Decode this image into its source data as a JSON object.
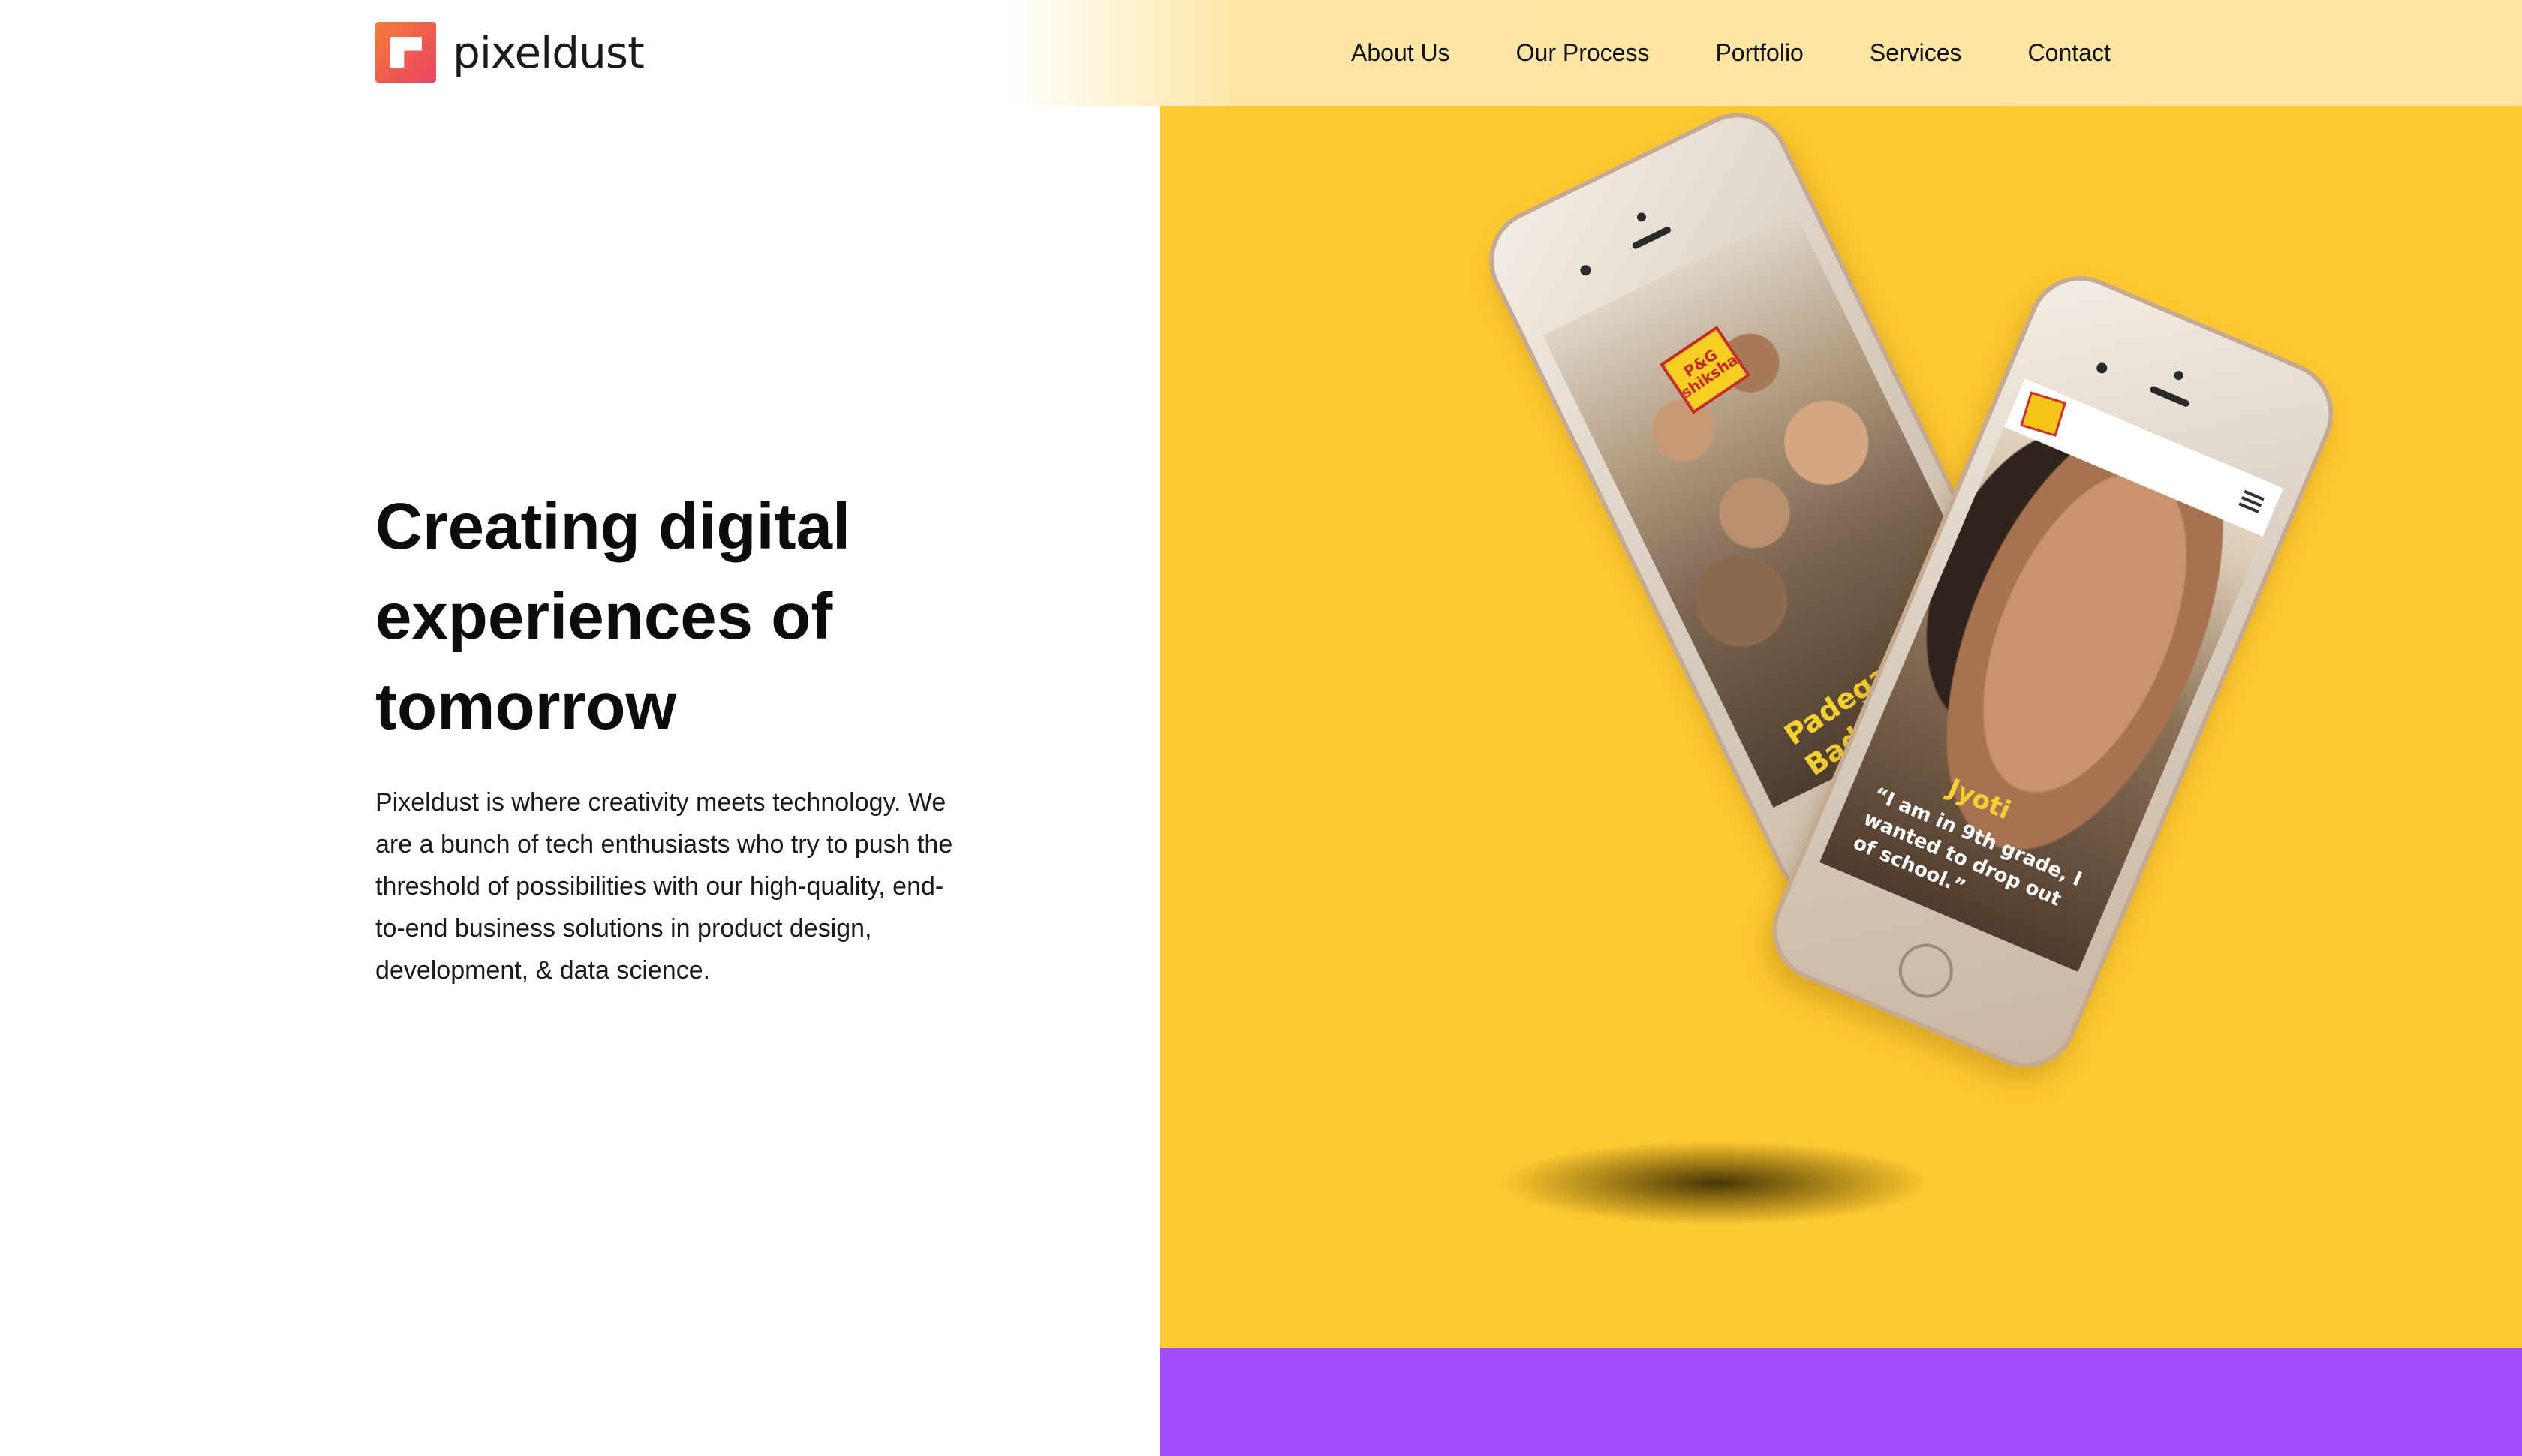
{
  "brand": {
    "name": "pixeldust",
    "logo_icon": "pixeldust-logo-mark",
    "accent": "#ef5a4e"
  },
  "nav": {
    "items": [
      {
        "label": "About Us"
      },
      {
        "label": "Our Process"
      },
      {
        "label": "Portfolio"
      },
      {
        "label": "Services"
      },
      {
        "label": "Contact"
      }
    ]
  },
  "hero": {
    "title": "Creating digital experiences of tomorrow",
    "description": "Pixeldust is where creativity meets technology. We are a bunch of tech enthusiasts who try to push the threshold of possibilities with our high-quality, end-to-end business solutions in product design, development, & data science."
  },
  "showcase": {
    "background_color": "#fec830",
    "band_color": "#a24bfd",
    "back_phone": {
      "badge": "P&G shiksha",
      "headline": "Padega India Badega India"
    },
    "front_phone": {
      "name": "Jyoti",
      "quote": "“I am in 9th grade, I wanted to drop out of school.”"
    }
  }
}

====

> [Do this]:
Set down the complete material exactly, but do not include the images.

> [Result of this task]:
Decode this image into its source data as a JSON object.
{
  "brand": {
    "name": "pixeldust",
    "logo_icon": "pixeldust-logo-mark",
    "accent": "#ef5a4e"
  },
  "nav": {
    "items": [
      {
        "label": "About Us"
      },
      {
        "label": "Our Process"
      },
      {
        "label": "Portfolio"
      },
      {
        "label": "Services"
      },
      {
        "label": "Contact"
      }
    ]
  },
  "hero": {
    "title": "Creating digital experiences of tomorrow",
    "description": "Pixeldust is where creativity meets technology. We are a bunch of tech enthusiasts who try to push the threshold of possibilities with our high-quality, end-to-end business solutions in product design, development, & data science."
  },
  "showcase": {
    "background_color": "#fec830",
    "band_color": "#a24bfd",
    "back_phone": {
      "badge": "P&G shiksha",
      "headline": "Padega India Badega India"
    },
    "front_phone": {
      "name": "Jyoti",
      "quote": "“I am in 9th grade, I wanted to drop out of school.”"
    }
  }
}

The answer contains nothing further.